_Data to use:_
** Begin **

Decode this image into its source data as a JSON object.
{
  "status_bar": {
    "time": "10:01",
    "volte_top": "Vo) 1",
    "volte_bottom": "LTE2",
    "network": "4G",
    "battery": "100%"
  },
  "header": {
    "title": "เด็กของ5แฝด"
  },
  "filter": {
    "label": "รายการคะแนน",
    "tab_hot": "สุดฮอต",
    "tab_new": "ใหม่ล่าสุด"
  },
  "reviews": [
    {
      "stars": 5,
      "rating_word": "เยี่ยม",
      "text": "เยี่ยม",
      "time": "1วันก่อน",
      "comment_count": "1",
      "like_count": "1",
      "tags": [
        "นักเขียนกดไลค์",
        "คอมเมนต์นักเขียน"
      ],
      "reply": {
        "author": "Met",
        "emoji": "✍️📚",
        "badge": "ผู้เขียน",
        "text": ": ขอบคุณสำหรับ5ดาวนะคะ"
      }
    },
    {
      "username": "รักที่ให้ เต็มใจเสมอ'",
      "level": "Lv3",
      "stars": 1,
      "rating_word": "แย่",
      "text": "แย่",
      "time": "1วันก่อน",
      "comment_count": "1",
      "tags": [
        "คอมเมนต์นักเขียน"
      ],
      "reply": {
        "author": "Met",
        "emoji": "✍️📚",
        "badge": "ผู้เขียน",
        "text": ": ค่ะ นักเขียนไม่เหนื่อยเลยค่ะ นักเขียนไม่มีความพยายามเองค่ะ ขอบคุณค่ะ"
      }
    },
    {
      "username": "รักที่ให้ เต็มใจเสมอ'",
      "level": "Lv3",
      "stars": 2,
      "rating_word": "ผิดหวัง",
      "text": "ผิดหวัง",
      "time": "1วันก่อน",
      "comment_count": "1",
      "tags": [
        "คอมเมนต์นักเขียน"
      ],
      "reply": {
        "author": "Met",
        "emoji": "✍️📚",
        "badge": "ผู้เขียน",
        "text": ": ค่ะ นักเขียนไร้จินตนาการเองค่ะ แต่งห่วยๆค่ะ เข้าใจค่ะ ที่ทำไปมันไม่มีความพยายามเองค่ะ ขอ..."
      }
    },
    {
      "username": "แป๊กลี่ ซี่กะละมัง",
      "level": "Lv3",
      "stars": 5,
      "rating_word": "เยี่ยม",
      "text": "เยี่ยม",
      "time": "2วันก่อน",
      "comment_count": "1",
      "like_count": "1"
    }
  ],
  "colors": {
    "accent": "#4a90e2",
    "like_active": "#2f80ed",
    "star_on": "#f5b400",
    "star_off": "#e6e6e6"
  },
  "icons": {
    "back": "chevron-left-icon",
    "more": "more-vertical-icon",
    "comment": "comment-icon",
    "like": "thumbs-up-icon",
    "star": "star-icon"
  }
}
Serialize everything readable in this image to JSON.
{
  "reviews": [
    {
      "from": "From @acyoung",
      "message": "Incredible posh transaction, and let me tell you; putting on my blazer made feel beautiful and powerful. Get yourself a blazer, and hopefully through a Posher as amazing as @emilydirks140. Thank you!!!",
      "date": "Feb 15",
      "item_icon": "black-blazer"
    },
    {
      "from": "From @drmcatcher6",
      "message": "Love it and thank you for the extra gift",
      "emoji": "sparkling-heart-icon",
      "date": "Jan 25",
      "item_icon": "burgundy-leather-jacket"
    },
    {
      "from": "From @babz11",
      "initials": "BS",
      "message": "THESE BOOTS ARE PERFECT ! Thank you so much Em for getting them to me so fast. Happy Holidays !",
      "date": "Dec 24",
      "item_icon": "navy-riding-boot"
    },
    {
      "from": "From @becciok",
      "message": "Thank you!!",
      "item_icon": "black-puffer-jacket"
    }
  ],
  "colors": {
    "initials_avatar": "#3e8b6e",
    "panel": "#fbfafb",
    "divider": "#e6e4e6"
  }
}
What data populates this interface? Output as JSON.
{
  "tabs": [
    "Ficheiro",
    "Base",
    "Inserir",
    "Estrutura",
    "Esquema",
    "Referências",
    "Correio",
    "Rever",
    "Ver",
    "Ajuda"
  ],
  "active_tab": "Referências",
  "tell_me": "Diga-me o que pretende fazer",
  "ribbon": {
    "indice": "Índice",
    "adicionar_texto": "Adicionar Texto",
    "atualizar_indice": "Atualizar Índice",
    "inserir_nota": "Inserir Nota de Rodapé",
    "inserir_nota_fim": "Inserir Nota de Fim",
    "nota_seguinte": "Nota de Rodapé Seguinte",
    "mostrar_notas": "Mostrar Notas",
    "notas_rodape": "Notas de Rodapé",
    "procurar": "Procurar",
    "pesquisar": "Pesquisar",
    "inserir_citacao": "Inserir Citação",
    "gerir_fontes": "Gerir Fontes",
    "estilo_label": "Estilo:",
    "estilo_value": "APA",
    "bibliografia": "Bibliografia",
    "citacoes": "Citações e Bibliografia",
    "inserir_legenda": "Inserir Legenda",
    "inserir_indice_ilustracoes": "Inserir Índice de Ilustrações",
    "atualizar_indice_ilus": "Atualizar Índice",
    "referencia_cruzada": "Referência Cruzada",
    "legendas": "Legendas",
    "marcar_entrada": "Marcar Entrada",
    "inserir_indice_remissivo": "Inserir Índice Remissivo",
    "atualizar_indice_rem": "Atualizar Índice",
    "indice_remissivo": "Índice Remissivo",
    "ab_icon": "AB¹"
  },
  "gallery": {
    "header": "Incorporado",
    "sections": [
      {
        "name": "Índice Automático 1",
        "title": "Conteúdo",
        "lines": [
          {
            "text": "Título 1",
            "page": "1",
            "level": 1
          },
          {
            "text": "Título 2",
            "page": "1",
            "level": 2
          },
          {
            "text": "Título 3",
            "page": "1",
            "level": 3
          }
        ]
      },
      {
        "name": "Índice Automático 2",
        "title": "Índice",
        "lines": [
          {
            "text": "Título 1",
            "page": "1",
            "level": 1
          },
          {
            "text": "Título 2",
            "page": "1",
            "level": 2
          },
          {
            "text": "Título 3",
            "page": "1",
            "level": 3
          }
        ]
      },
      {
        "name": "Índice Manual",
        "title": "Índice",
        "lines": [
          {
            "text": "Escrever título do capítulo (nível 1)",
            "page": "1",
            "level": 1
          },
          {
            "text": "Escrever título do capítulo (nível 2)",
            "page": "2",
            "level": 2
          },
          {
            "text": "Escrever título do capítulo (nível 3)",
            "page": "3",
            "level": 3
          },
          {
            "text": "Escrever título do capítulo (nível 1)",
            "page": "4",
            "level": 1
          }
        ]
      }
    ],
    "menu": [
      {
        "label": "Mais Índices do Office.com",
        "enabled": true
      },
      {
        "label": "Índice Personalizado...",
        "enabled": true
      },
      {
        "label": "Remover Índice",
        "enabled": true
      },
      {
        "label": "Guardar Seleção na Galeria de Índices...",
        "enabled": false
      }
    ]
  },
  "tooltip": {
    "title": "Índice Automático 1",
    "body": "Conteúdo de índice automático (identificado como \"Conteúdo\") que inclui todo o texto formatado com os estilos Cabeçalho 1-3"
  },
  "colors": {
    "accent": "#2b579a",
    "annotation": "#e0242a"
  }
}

** End **

Set down all of the records shown above once more, exactly.

Decode this image into its source data as a JSON object.
{
  "status_bar": {
    "time": "10:01",
    "volte_top": "Vo) 1",
    "volte_bottom": "LTE2",
    "network": "4G",
    "battery": "100%"
  },
  "header": {
    "title": "เด็กของ5แฝด"
  },
  "filter": {
    "label": "รายการคะแนน",
    "tab_hot": "สุดฮอต",
    "tab_new": "ใหม่ล่าสุด"
  },
  "reviews": [
    {
      "stars": 5,
      "rating_word": "เยี่ยม",
      "text": "เยี่ยม",
      "time": "1วันก่อน",
      "comment_count": "1",
      "like_count": "1",
      "tags": [
        "นักเขียนกดไลค์",
        "คอมเมนต์นักเขียน"
      ],
      "reply": {
        "author": "Met",
        "emoji": "✍️📚",
        "badge": "ผู้เขียน",
        "text": ": ขอบคุณสำหรับ5ดาวนะคะ"
      }
    },
    {
      "username": "รักที่ให้ เต็มใจเสมอ'",
      "level": "Lv3",
      "stars": 1,
      "rating_word": "แย่",
      "text": "แย่",
      "time": "1วันก่อน",
      "comment_count": "1",
      "tags": [
        "คอมเมนต์นักเขียน"
      ],
      "reply": {
        "author": "Met",
        "emoji": "✍️📚",
        "badge": "ผู้เขียน",
        "text": ": ค่ะ นักเขียนไม่เหนื่อยเลยค่ะ นักเขียนไม่มีความพยายามเองค่ะ ขอบคุณค่ะ"
      }
    },
    {
      "username": "รักที่ให้ เต็มใจเสมอ'",
      "level": "Lv3",
      "stars": 2,
      "rating_word": "ผิดหวัง",
      "text": "ผิดหวัง",
      "time": "1วันก่อน",
      "comment_count": "1",
      "tags": [
        "คอมเมนต์นักเขียน"
      ],
      "reply": {
        "author": "Met",
        "emoji": "✍️📚",
        "badge": "ผู้เขียน",
        "text": ": ค่ะ นักเขียนไร้จินตนาการเองค่ะ แต่งห่วยๆค่ะ เข้าใจค่ะ ที่ทำไปมันไม่มีความพยายามเองค่ะ ขอ..."
      }
    },
    {
      "username": "แป๊กลี่ ซี่กะละมัง",
      "level": "Lv3",
      "stars": 5,
      "rating_word": "เยี่ยม",
      "text": "เยี่ยม",
      "time": "2วันก่อน",
      "comment_count": "1",
      "like_count": "1"
    }
  ],
  "colors": {
    "accent": "#4a90e2",
    "like_active": "#2f80ed",
    "star_on": "#f5b400",
    "star_off": "#e6e6e6"
  },
  "icons": {
    "back": "chevron-left-icon",
    "more": "more-vertical-icon",
    "comment": "comment-icon",
    "like": "thumbs-up-icon",
    "star": "star-icon"
  }
}
Serialize everything readable in this image to JSON.
{
  "reviews": [
    {
      "from": "From @acyoung",
      "message": "Incredible posh transaction, and let me tell you; putting on my blazer made feel beautiful and powerful. Get yourself a blazer, and hopefully through a Posher as amazing as @emilydirks140. Thank you!!!",
      "date": "Feb 15",
      "item_icon": "black-blazer"
    },
    {
      "from": "From @drmcatcher6",
      "message": "Love it and thank you for the extra gift",
      "emoji": "sparkling-heart-icon",
      "date": "Jan 25",
      "item_icon": "burgundy-leather-jacket"
    },
    {
      "from": "From @babz11",
      "initials": "BS",
      "message": "THESE BOOTS ARE PERFECT ! Thank you so much Em for getting them to me so fast. Happy Holidays !",
      "date": "Dec 24",
      "item_icon": "navy-riding-boot"
    },
    {
      "from": "From @becciok",
      "message": "Thank you!!",
      "item_icon": "black-puffer-jacket"
    }
  ],
  "colors": {
    "initials_avatar": "#3e8b6e",
    "panel": "#fbfafb",
    "divider": "#e6e4e6"
  }
}
What data populates this interface? Output as JSON.
{
  "tabs": [
    "Ficheiro",
    "Base",
    "Inserir",
    "Estrutura",
    "Esquema",
    "Referências",
    "Correio",
    "Rever",
    "Ver",
    "Ajuda"
  ],
  "active_tab": "Referências",
  "tell_me": "Diga-me o que pretende fazer",
  "ribbon": {
    "indice": "Índice",
    "adicionar_texto": "Adicionar Texto",
    "atualizar_indice": "Atualizar Índice",
    "inserir_nota": "Inserir Nota de Rodapé",
    "inserir_nota_fim": "Inserir Nota de Fim",
    "nota_seguinte": "Nota de Rodapé Seguinte",
    "mostrar_notas": "Mostrar Notas",
    "notas_rodape": "Notas de Rodapé",
    "procurar": "Procurar",
    "pesquisar": "Pesquisar",
    "inserir_citacao": "Inserir Citação",
    "gerir_fontes": "Gerir Fontes",
    "estilo_label": "Estilo:",
    "estilo_value": "APA",
    "bibliografia": "Bibliografia",
    "citacoes": "Citações e Bibliografia",
    "inserir_legenda": "Inserir Legenda",
    "inserir_indice_ilustracoes": "Inserir Índice de Ilustrações",
    "atualizar_indice_ilus": "Atualizar Índice",
    "referencia_cruzada": "Referência Cruzada",
    "legendas": "Legendas",
    "marcar_entrada": "Marcar Entrada",
    "inserir_indice_remissivo": "Inserir Índice Remissivo",
    "atualizar_indice_rem": "Atualizar Índice",
    "indice_remissivo": "Índice Remissivo",
    "ab_icon": "AB¹"
  },
  "gallery": {
    "header": "Incorporado",
    "sections": [
      {
        "name": "Índice Automático 1",
        "title": "Conteúdo",
        "lines": [
          {
            "text": "Título 1",
            "page": "1",
            "level": 1
          },
          {
            "text": "Título 2",
            "page": "1",
            "level": 2
          },
          {
            "text": "Título 3",
            "page": "1",
            "level": 3
          }
        ]
      },
      {
        "name": "Índice Automático 2",
        "title": "Índice",
        "lines": [
          {
            "text": "Título 1",
            "page": "1",
            "level": 1
          },
          {
            "text": "Título 2",
            "page": "1",
            "level": 2
          },
          {
            "text": "Título 3",
            "page": "1",
            "level": 3
          }
        ]
      },
      {
        "name": "Índice Manual",
        "title": "Índice",
        "lines": [
          {
            "text": "Escrever título do capítulo (nível 1)",
            "page": "1",
            "level": 1
          },
          {
            "text": "Escrever título do capítulo (nível 2)",
            "page": "2",
            "level": 2
          },
          {
            "text": "Escrever título do capítulo (nível 3)",
            "page": "3",
            "level": 3
          },
          {
            "text": "Escrever título do capítulo (nível 1)",
            "page": "4",
            "level": 1
          }
        ]
      }
    ],
    "menu": [
      {
        "label": "Mais Índices do Office.com",
        "enabled": true
      },
      {
        "label": "Índice Personalizado...",
        "enabled": true
      },
      {
        "label": "Remover Índice",
        "enabled": true
      },
      {
        "label": "Guardar Seleção na Galeria de Índices...",
        "enabled": false
      }
    ]
  },
  "tooltip": {
    "title": "Índice Automático 1",
    "body": "Conteúdo de índice automático (identificado como \"Conteúdo\") que inclui todo o texto formatado com os estilos Cabeçalho 1-3"
  },
  "colors": {
    "accent": "#2b579a",
    "annotation": "#e0242a"
  }
}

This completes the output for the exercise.